● Task instructions: Answer with one number: how many lines have "Connection".

══════════

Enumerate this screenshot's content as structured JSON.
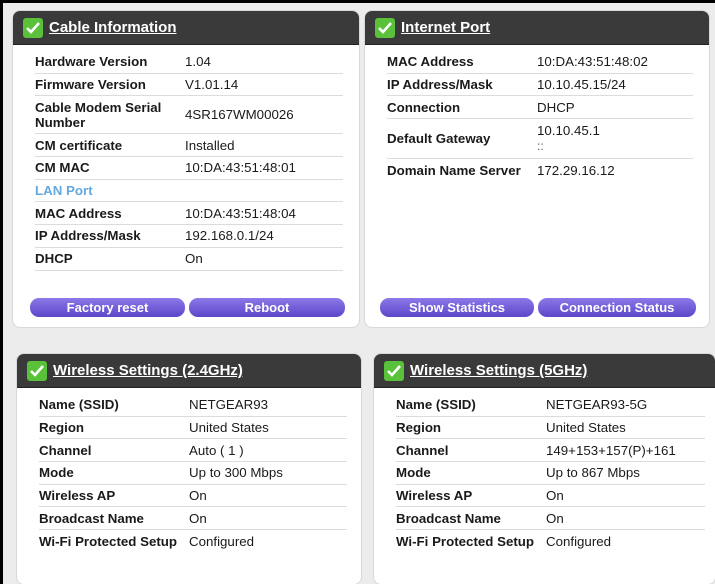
{
  "cable": {
    "title": "Cable Information",
    "rows": [
      {
        "label": "Hardware Version",
        "value": "1.04"
      },
      {
        "label": "Firmware Version",
        "value": "V1.01.14"
      },
      {
        "label": "Cable Modem Serial Number",
        "value": "4SR167WM00026"
      },
      {
        "label": "CM certificate",
        "value": "Installed"
      },
      {
        "label": "CM MAC",
        "value": "10:DA:43:51:48:01"
      }
    ],
    "lan_label": "LAN Port",
    "lan_rows": [
      {
        "label": "MAC Address",
        "value": "10:DA:43:51:48:04"
      },
      {
        "label": "IP Address/Mask",
        "value": "192.168.0.1/24"
      },
      {
        "label": "DHCP",
        "value": "On"
      }
    ],
    "buttons": {
      "factory_reset": "Factory reset",
      "reboot": "Reboot"
    }
  },
  "internet": {
    "title": "Internet Port",
    "rows": [
      {
        "label": "MAC Address",
        "value": "10:DA:43:51:48:02"
      },
      {
        "label": "IP Address/Mask",
        "value": "10.10.45.15/24"
      },
      {
        "label": "Connection",
        "value": "DHCP"
      },
      {
        "label": "Default Gateway",
        "value": "10.10.45.1",
        "value2": "::"
      },
      {
        "label": "Domain Name Server",
        "value": "172.29.16.12"
      }
    ],
    "buttons": {
      "show_statistics": "Show Statistics",
      "connection_status": "Connection Status"
    }
  },
  "wifi24": {
    "title": "Wireless Settings (2.4GHz)",
    "rows": [
      {
        "label": "Name (SSID)",
        "value": "NETGEAR93"
      },
      {
        "label": "Region",
        "value": "United States"
      },
      {
        "label": "Channel",
        "value": "Auto ( 1 )"
      },
      {
        "label": "Mode",
        "value": "Up to 300 Mbps"
      },
      {
        "label": "Wireless AP",
        "value": "On"
      },
      {
        "label": "Broadcast Name",
        "value": "On"
      },
      {
        "label": "Wi-Fi Protected Setup",
        "value": "Configured"
      }
    ]
  },
  "wifi5": {
    "title": "Wireless Settings (5GHz)",
    "rows": [
      {
        "label": "Name (SSID)",
        "value": "NETGEAR93-5G"
      },
      {
        "label": "Region",
        "value": "United States"
      },
      {
        "label": "Channel",
        "value": "149+153+157(P)+161"
      },
      {
        "label": "Mode",
        "value": "Up to 867 Mbps"
      },
      {
        "label": "Wireless AP",
        "value": "On"
      },
      {
        "label": "Broadcast Name",
        "value": "On"
      },
      {
        "label": "Wi-Fi Protected Setup",
        "value": "Configured"
      }
    ]
  },
  "colors": {
    "accent_green": "#59c13a",
    "button_purple": "#6a55d4",
    "header_dark": "#3a3a3a",
    "lan_blue": "#64a8e0"
  },
  "icons": {
    "panel_check": "check-icon"
  }
}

══════════

● Reply: 2